## begin DATASET RECORDS

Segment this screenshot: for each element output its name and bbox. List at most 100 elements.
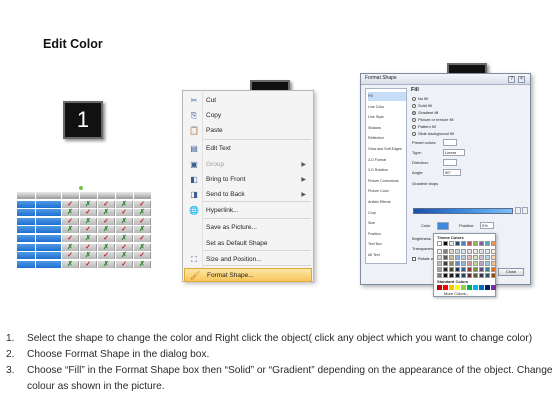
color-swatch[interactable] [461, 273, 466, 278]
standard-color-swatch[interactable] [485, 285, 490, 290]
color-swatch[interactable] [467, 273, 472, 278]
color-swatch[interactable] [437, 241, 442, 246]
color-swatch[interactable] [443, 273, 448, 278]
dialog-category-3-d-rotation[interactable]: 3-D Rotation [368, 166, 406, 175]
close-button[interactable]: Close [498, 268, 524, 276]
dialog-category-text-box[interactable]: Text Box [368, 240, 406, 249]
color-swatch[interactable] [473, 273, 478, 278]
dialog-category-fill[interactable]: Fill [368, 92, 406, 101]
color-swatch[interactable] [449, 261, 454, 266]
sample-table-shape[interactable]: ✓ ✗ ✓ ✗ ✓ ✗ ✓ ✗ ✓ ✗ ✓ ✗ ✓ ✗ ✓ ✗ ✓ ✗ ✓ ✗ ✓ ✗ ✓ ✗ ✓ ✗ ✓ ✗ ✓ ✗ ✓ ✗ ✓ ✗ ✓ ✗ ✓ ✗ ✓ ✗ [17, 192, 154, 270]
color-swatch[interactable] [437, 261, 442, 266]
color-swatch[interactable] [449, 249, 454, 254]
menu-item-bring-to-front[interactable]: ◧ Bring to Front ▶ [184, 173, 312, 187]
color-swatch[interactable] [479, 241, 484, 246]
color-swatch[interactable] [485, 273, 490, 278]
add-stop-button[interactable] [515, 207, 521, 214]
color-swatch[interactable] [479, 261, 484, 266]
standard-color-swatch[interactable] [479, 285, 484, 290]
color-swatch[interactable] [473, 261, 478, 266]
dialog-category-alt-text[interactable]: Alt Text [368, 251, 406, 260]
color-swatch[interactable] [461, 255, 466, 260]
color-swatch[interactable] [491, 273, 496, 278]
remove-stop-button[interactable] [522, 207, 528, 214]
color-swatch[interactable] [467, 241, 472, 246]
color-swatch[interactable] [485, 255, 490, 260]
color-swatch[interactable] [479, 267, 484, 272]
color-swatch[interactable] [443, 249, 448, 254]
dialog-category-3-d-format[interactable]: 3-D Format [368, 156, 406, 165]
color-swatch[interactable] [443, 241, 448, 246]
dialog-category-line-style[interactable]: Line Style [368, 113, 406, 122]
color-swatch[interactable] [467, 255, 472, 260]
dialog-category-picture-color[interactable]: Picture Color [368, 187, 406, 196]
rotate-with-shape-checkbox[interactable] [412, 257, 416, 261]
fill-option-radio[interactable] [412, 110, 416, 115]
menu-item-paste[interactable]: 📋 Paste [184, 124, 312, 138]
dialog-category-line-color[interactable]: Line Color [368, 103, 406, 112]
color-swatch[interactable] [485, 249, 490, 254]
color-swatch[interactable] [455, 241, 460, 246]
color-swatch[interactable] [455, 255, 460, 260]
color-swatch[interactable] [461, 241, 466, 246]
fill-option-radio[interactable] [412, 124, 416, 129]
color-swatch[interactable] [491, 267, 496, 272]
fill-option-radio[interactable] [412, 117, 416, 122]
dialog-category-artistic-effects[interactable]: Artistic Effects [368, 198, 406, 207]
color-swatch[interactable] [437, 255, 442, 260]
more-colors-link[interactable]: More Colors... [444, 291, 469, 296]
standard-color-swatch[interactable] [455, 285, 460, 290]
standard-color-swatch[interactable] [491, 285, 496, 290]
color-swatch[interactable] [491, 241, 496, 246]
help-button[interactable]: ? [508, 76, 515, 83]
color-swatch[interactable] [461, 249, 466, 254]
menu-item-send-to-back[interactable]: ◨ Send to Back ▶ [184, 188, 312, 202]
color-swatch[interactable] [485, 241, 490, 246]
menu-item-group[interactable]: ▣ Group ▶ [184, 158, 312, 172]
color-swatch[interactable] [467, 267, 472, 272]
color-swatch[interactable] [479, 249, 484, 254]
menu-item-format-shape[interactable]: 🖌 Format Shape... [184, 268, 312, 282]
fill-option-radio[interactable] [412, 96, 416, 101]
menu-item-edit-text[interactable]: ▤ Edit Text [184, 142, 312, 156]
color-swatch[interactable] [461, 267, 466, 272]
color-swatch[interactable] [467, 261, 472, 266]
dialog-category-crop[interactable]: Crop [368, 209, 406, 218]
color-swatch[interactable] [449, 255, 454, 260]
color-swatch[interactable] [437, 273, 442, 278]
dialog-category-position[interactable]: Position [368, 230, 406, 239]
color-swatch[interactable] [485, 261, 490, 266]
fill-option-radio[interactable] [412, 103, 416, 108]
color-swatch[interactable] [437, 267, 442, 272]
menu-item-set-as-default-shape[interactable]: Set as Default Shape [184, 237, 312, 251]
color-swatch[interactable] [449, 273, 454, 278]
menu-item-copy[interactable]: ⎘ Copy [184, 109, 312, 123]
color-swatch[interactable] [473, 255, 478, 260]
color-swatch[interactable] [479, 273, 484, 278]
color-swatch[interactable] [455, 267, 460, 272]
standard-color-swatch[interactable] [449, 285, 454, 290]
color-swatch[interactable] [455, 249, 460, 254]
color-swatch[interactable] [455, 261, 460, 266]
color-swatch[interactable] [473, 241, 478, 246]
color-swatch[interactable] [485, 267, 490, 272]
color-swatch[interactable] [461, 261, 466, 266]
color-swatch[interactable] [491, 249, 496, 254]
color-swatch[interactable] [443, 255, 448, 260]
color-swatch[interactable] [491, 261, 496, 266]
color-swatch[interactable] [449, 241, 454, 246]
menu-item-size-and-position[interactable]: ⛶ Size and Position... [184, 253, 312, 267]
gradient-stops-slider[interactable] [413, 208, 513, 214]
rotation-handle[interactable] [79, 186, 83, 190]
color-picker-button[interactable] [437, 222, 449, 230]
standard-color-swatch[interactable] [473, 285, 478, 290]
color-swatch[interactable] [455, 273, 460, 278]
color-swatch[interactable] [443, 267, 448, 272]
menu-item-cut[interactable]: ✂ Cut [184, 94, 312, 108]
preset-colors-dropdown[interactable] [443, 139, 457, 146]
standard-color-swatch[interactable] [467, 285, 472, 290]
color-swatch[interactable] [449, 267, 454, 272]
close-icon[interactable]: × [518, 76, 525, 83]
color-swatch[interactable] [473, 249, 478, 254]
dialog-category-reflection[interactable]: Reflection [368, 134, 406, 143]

## end DATASET RECORDS

WHAT IS ASKED:
Edit the stretch from the line containing "color-swatch[interactable] [461, 273, 466, 278]" through the line containing "color-swatch[interactable] [485, 249, 490, 254]" so that "Bring to Front" becomes "Bring Forward" and everything else remains unchanged. Return only those lines.

OUTPUT OF THE TASK:
color-swatch[interactable] [461, 273, 466, 278]
standard-color-swatch[interactable] [485, 285, 490, 290]
color-swatch[interactable] [467, 273, 472, 278]
color-swatch[interactable] [437, 241, 442, 246]
color-swatch[interactable] [443, 273, 448, 278]
dialog-category-3-d-rotation[interactable]: 3-D Rotation [368, 166, 406, 175]
close-button[interactable]: Close [498, 268, 524, 276]
dialog-category-text-box[interactable]: Text Box [368, 240, 406, 249]
color-swatch[interactable] [473, 273, 478, 278]
dialog-category-fill[interactable]: Fill [368, 92, 406, 101]
color-swatch[interactable] [449, 261, 454, 266]
sample-table-shape[interactable]: ✓ ✗ ✓ ✗ ✓ ✗ ✓ ✗ ✓ ✗ ✓ ✗ ✓ ✗ ✓ ✗ ✓ ✗ ✓ ✗ ✓ ✗ ✓ ✗ ✓ ✗ ✓ ✗ ✓ ✗ ✓ ✗ ✓ ✗ ✓ ✗ ✓ ✗ ✓ ✗ [17, 192, 154, 270]
color-swatch[interactable] [437, 261, 442, 266]
color-swatch[interactable] [449, 249, 454, 254]
menu-item-bring-to-front[interactable]: ◧ Bring Forward ▶ [184, 173, 312, 187]
color-swatch[interactable] [479, 241, 484, 246]
color-swatch[interactable] [485, 273, 490, 278]
add-stop-button[interactable] [515, 207, 521, 214]
color-swatch[interactable] [479, 261, 484, 266]
standard-color-swatch[interactable] [479, 285, 484, 290]
color-swatch[interactable] [473, 261, 478, 266]
dialog-category-alt-text[interactable]: Alt Text [368, 251, 406, 260]
color-swatch[interactable] [461, 255, 466, 260]
color-swatch[interactable] [491, 273, 496, 278]
remove-stop-button[interactable] [522, 207, 528, 214]
color-swatch[interactable] [467, 241, 472, 246]
color-swatch[interactable] [485, 255, 490, 260]
color-swatch[interactable] [479, 267, 484, 272]
color-swatch[interactable] [443, 249, 448, 254]
dialog-category-3-d-format[interactable]: 3-D Format [368, 156, 406, 165]
color-swatch[interactable] [443, 241, 448, 246]
dialog-category-line-style[interactable]: Line Style [368, 113, 406, 122]
color-swatch[interactable] [467, 255, 472, 260]
dialog-category-picture-color[interactable]: Picture Color [368, 187, 406, 196]
rotate-with-shape-checkbox[interactable] [412, 257, 416, 261]
fill-option-radio[interactable] [412, 110, 416, 115]
menu-item-paste[interactable]: 📋 Paste [184, 124, 312, 138]
dialog-category-line-color[interactable]: Line Color [368, 103, 406, 112]
color-swatch[interactable] [485, 249, 490, 254]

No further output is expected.